╔══

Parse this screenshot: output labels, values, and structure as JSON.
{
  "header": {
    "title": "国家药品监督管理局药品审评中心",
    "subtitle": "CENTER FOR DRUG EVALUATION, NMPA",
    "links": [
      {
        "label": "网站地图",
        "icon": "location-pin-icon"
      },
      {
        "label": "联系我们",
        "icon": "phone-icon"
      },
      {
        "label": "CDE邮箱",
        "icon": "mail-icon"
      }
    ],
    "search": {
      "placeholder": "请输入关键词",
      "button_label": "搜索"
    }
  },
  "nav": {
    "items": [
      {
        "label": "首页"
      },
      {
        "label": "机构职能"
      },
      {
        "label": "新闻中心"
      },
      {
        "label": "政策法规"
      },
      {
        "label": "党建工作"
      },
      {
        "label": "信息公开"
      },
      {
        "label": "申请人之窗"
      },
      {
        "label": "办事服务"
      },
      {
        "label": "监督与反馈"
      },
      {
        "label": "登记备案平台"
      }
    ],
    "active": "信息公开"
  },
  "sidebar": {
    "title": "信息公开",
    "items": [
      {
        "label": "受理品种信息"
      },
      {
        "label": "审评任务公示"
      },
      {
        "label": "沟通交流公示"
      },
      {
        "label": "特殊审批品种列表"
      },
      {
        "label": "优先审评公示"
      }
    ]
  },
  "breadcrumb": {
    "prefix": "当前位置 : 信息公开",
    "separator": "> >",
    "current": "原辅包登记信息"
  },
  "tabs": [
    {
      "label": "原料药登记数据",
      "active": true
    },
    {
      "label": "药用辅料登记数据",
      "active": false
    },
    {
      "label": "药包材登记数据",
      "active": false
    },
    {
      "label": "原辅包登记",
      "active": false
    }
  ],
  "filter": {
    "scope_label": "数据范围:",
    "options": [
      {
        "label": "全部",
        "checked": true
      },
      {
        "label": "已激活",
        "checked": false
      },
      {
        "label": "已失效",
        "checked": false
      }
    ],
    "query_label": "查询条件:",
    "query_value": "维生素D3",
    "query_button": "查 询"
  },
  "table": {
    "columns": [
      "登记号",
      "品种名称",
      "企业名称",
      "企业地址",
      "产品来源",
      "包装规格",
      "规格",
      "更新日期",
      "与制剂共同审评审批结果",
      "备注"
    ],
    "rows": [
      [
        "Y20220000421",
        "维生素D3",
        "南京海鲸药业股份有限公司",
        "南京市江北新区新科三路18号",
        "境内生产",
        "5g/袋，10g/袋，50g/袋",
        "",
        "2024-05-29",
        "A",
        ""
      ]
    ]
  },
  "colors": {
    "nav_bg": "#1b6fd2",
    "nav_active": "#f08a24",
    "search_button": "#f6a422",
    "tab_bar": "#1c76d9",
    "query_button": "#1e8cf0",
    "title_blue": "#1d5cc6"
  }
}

╚══

▶ [Exercise] Scan the lines for the string "信息公开". Copy out each line that matches.

▶ [Solution to this problem]
        "label": "信息公开"
    "active": "信息公开"
    "title": "信息公开",
    "prefix": "当前位置 : 信息公开",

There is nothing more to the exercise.